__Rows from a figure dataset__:

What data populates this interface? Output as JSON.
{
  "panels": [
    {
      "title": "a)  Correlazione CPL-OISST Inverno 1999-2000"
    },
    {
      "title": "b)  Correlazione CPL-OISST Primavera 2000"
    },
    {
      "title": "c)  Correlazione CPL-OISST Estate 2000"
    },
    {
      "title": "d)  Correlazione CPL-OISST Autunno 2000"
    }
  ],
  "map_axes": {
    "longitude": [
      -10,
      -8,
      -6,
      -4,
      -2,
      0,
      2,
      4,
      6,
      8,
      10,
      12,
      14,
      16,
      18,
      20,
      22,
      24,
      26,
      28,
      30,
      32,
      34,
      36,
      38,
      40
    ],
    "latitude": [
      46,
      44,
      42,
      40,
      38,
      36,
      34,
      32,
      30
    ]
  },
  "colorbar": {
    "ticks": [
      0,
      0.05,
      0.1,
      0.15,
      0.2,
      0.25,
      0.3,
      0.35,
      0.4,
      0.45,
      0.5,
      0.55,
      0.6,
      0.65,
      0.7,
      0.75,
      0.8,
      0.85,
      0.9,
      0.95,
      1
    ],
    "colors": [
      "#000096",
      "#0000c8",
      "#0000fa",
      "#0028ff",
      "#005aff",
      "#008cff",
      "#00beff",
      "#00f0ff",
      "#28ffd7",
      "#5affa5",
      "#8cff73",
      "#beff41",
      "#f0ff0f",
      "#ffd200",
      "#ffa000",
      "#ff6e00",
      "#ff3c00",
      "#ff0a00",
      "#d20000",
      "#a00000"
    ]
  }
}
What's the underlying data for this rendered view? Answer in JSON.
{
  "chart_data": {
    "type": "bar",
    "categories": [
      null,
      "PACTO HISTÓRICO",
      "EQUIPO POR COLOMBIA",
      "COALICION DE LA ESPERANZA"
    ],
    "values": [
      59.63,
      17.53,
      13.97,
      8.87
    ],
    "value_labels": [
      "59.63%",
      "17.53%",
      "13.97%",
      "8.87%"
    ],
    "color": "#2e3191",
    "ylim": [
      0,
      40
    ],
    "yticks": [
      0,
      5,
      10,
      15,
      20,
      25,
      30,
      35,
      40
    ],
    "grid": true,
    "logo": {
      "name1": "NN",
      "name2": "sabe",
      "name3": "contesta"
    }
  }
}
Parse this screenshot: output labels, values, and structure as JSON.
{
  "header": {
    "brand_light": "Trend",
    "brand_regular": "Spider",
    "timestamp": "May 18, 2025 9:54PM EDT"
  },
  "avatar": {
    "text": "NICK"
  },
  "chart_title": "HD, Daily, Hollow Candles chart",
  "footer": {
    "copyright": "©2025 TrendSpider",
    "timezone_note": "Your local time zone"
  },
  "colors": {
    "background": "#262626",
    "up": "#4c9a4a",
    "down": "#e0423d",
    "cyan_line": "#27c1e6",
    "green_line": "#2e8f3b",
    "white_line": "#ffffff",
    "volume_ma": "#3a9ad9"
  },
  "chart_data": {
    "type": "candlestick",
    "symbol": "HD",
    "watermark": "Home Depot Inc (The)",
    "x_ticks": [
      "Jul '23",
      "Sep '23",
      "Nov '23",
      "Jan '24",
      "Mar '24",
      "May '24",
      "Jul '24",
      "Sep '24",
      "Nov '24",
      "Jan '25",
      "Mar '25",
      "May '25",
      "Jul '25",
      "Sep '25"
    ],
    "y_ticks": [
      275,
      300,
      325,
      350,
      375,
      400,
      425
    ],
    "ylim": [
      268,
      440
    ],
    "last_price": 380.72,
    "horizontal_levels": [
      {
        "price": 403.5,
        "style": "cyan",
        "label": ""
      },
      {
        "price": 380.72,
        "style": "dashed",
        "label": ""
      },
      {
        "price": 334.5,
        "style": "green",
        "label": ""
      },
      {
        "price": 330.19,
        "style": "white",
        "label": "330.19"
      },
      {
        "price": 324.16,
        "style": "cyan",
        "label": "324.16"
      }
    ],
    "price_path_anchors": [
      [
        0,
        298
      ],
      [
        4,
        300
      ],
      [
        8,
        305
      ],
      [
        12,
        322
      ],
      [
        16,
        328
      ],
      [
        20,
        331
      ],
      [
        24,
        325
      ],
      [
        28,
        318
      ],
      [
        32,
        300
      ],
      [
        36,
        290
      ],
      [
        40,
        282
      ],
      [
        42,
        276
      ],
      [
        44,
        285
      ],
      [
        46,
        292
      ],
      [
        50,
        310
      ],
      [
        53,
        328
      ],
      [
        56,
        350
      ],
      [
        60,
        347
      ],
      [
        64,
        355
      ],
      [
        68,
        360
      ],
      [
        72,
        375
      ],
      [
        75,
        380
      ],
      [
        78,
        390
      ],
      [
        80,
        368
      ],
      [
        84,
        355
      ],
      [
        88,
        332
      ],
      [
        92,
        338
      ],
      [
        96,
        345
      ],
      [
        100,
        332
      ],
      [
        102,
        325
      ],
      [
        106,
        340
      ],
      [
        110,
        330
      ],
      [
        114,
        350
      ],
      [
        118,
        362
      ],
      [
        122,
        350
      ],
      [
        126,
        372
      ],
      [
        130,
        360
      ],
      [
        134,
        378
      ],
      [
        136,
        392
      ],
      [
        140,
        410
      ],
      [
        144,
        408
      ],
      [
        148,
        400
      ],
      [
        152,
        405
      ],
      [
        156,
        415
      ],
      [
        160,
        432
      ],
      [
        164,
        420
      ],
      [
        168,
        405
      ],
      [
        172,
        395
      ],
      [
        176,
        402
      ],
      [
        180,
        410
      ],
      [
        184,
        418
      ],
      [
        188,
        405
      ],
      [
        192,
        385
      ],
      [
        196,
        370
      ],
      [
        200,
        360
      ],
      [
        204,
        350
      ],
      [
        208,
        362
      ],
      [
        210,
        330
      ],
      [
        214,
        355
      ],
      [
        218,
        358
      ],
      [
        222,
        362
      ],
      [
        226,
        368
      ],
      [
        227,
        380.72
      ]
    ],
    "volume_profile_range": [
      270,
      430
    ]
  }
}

__TASK REQUIREMENTS__:
Using the material above, gather every line that includes "style".

__RESULT BELOW__:
        "style": "cyan",
        "style": "dashed",
        "style": "green",
        "style": "white",
        "style": "cyan",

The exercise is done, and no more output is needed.